═══ ENTRIES PROVIDED ═══
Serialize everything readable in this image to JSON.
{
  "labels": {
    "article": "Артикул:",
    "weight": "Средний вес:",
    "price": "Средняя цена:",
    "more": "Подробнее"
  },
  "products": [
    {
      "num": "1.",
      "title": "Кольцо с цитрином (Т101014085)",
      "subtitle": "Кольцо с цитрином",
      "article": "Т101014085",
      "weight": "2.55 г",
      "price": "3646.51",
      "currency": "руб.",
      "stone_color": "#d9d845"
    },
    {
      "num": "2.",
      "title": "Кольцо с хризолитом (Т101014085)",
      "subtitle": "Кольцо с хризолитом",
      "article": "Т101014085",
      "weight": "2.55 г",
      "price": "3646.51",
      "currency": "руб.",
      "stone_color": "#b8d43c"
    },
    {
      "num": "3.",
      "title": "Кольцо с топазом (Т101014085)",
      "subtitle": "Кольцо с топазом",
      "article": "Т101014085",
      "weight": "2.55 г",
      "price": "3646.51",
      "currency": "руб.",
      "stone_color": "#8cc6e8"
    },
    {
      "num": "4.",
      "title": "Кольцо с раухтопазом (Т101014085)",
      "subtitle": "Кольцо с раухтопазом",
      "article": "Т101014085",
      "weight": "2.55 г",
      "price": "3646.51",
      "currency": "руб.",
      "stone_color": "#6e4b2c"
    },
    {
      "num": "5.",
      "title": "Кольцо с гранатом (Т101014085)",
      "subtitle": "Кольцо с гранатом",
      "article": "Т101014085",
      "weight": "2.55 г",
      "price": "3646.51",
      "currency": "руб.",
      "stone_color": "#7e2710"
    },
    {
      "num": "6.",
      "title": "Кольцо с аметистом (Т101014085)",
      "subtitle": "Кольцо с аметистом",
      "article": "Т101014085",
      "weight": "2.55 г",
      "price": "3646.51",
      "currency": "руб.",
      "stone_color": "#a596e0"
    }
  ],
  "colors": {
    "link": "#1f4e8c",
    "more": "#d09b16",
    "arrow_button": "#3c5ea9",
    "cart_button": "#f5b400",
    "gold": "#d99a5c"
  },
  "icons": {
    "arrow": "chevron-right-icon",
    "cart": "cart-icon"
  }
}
═══
Print back all the lines verbatim.

Serialize everything readable in this image to JSON.
{
  "labels": {
    "article": "Артикул:",
    "weight": "Средний вес:",
    "price": "Средняя цена:",
    "more": "Подробнее"
  },
  "products": [
    {
      "num": "1.",
      "title": "Кольцо с цитрином (Т101014085)",
      "subtitle": "Кольцо с цитрином",
      "article": "Т101014085",
      "weight": "2.55 г",
      "price": "3646.51",
      "currency": "руб.",
      "stone_color": "#d9d845"
    },
    {
      "num": "2.",
      "title": "Кольцо с хризолитом (Т101014085)",
      "subtitle": "Кольцо с хризолитом",
      "article": "Т101014085",
      "weight": "2.55 г",
      "price": "3646.51",
      "currency": "руб.",
      "stone_color": "#b8d43c"
    },
    {
      "num": "3.",
      "title": "Кольцо с топазом (Т101014085)",
      "subtitle": "Кольцо с топазом",
      "article": "Т101014085",
      "weight": "2.55 г",
      "price": "3646.51",
      "currency": "руб.",
      "stone_color": "#8cc6e8"
    },
    {
      "num": "4.",
      "title": "Кольцо с раухтопазом (Т101014085)",
      "subtitle": "Кольцо с раухтопазом",
      "article": "Т101014085",
      "weight": "2.55 г",
      "price": "3646.51",
      "currency": "руб.",
      "stone_color": "#6e4b2c"
    },
    {
      "num": "5.",
      "title": "Кольцо с гранатом (Т101014085)",
      "subtitle": "Кольцо с гранатом",
      "article": "Т101014085",
      "weight": "2.55 г",
      "price": "3646.51",
      "currency": "руб.",
      "stone_color": "#7e2710"
    },
    {
      "num": "6.",
      "title": "Кольцо с аметистом (Т101014085)",
      "subtitle": "Кольцо с аметистом",
      "article": "Т101014085",
      "weight": "2.55 г",
      "price": "3646.51",
      "currency": "руб.",
      "stone_color": "#a596e0"
    }
  ],
  "colors": {
    "link": "#1f4e8c",
    "more": "#d09b16",
    "arrow_button": "#3c5ea9",
    "cart_button": "#f5b400",
    "gold": "#d99a5c"
  },
  "icons": {
    "arrow": "chevron-right-icon",
    "cart": "cart-icon"
  }
}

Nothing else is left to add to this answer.